— EXERCISE —
Report only how many lines hold the word "дате".

— DATA SHOWN —
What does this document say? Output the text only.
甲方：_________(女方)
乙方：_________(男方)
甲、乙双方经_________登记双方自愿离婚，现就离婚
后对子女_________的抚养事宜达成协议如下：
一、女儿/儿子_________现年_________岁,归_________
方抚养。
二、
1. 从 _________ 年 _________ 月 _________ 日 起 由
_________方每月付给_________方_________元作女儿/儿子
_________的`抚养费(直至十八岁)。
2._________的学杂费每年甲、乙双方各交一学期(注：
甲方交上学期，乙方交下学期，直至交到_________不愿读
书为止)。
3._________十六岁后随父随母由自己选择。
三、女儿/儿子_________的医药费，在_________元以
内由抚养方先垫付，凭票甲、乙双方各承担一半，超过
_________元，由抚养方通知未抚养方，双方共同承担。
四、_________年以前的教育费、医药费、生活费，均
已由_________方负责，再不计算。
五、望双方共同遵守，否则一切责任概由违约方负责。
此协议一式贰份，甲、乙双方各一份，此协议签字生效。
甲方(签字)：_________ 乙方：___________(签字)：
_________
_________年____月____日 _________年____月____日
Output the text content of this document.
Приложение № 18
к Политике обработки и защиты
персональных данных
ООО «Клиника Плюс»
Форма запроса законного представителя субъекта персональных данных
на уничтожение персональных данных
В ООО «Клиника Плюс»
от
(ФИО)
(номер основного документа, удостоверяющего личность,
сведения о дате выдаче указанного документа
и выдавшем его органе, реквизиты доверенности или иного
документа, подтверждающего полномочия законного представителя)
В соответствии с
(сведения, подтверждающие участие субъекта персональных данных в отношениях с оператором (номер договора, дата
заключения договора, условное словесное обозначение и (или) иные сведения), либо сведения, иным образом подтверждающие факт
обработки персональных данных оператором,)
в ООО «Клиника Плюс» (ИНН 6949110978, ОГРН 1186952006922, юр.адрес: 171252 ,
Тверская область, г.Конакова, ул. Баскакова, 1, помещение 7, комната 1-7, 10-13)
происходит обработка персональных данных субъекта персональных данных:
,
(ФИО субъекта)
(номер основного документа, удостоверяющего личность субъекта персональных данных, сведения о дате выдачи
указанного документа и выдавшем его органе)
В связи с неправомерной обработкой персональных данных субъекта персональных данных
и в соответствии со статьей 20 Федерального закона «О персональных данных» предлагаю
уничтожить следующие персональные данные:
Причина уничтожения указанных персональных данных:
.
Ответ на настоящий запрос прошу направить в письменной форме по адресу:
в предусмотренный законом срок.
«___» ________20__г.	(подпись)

— SOLUTION FOR THIS EXERCISE —
2